_DATA SUPPLIED_
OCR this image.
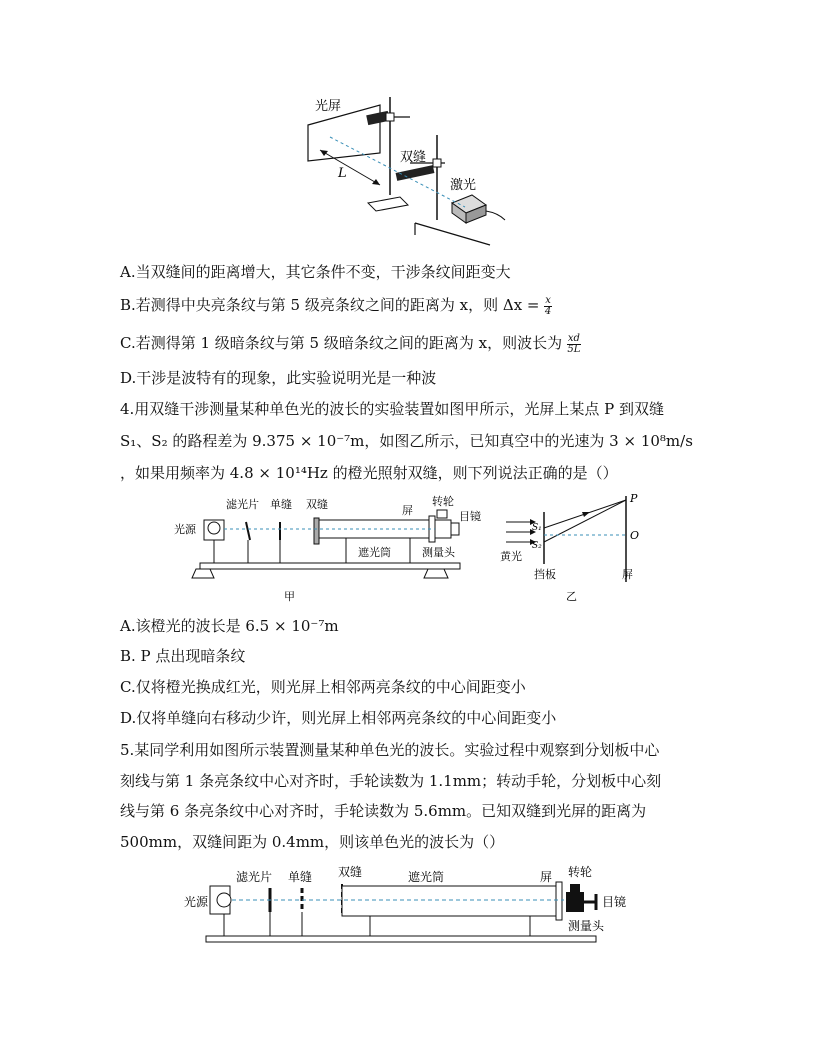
L
光屏
双缝
激光
A.当双缝间的距离增大，其它条件不变，干涉条纹间距变大
B.若测得中央亮条纹与第 5 级亮条纹之间的距离为 x，则 $\Delta x = \frac{x}{4}$
C.若测得第 1 级暗条纹与第 5 级暗条纹之间的距离为 x，则波长为 $\frac{xd}{5L}$
D.干涉是波特有的现象，此实验说明光是一种波
4.用双缝干涉测量某种单色光的波长的实验装置如图甲所示，光屏上某点 P 到双缝
S₁、S₂ 的路程差为 9.375 × 10⁻⁷m，如图乙所示，已知真空中的光速为 3 × 10⁸m/s
，如果用频率为 4.8 × 10¹⁴Hz 的橙光照射双缝，则下列说法正确的是（）
光源
滤光片 单缝 双缝	屏
转轮
目镜
遮光筒	测量头
甲
P
O
S₁
S₂
黄光
挡板	屏
乙
A.该橙光的波长是 6.5 × 10⁻⁷m
B. P 点出现暗条纹
C.仅将橙光换成红光，则光屏上相邻两亮条纹的中心间距变小
D.仅将单缝向右移动少许，则光屏上相邻两亮条纹的中心间距变小
5.某同学利用如图所示装置测量某种单色光的波长。实验过程中观察到分划板中心
刻线与第 1 条亮条纹中心对齐时，手轮读数为 1.1mm；转动手轮，分划板中心刻
线与第 6 条亮条纹中心对齐时，手轮读数为 5.6mm。已知双缝到光屏的距离为
500mm，双缝间距为 0.4mm，则该单色光的波长为（）
光源
滤光片 单缝 双缝	遮光筒	屏 转轮
目镜
测量头
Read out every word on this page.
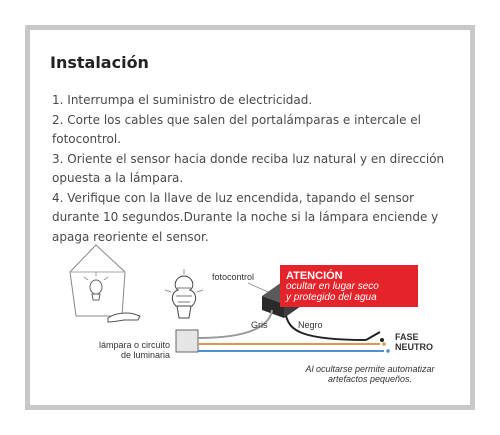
Instalación
1. Interrumpa el suministro de electricidad.
2. Corte los cables que salen del portalámparas e intercale el fotocontrol.
3. Oriente el sensor hacia donde reciba luz natural y en dirección opuesta a la lámpara.
4. Verifique con la llave de luz encendida, tapando el sensor durante 10 segundos.Durante la noche si la lámpara enciende y apaga reoriente el sensor.
ATENCIÓN
ocultar en lugar seco
y protegido del agua
fotocontrol
Gris	Negro
FASE
NEUTRO
lámpara o circuito
de luminaria
Al ocultarse permite automatizar
artefactos pequeños.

_WHAT TO WORK ON_
In the entries above, identify every line with the word "this". Copy those lines.

_EXERCISE RESPONSE_
OCR this image.
Read out every word on this page.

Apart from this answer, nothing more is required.